— BEGIN Provided data —
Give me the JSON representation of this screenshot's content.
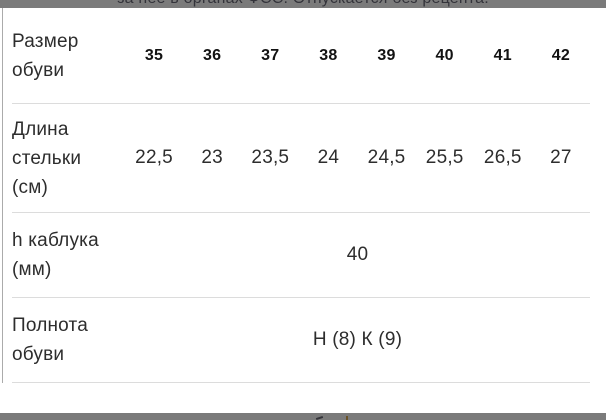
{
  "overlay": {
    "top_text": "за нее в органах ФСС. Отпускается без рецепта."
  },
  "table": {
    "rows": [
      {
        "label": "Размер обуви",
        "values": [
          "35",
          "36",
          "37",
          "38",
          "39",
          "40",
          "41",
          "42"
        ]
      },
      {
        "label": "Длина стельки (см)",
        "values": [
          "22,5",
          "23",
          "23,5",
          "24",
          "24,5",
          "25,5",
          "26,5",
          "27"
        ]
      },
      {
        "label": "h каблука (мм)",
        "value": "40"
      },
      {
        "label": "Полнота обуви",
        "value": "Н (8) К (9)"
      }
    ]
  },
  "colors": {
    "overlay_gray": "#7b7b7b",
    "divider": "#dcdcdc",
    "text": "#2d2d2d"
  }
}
— END Provided data —
— BEGIN Provided data —
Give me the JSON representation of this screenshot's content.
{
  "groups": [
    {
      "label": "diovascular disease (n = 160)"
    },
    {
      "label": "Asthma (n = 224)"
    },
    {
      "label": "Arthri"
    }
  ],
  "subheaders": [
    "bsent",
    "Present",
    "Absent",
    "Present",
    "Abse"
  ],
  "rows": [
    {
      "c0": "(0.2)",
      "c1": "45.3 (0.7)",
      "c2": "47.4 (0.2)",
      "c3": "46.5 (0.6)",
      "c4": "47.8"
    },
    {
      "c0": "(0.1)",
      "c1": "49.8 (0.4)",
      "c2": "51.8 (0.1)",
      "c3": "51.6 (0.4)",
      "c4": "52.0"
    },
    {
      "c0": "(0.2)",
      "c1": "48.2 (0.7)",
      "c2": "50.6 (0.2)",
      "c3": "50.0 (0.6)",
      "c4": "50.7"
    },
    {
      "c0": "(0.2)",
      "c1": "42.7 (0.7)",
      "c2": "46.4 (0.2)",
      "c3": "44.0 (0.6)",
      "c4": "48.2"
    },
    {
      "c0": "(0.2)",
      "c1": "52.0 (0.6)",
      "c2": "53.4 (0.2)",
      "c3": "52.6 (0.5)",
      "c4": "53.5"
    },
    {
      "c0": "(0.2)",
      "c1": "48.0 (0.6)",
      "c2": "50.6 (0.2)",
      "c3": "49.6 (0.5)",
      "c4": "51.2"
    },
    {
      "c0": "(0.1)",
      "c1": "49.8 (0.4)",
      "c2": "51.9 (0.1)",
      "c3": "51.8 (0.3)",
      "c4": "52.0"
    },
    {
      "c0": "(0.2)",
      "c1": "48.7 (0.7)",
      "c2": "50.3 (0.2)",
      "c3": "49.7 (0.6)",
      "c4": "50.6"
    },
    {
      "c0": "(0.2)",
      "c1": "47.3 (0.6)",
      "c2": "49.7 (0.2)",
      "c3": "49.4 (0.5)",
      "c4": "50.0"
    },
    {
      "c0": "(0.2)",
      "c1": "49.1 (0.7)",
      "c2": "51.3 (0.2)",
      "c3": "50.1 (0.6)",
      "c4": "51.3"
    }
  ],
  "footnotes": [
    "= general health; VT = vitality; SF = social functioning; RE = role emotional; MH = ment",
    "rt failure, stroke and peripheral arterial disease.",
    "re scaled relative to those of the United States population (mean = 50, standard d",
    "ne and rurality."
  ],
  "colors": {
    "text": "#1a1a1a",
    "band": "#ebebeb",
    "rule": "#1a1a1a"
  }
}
— END Provided data —
* **Goal**:
Isolate the lines that hold the word "обуви" and copy all of them.

* **Written solution**:
        "label": "Размер обуви",
        "label": "Полнота обуви",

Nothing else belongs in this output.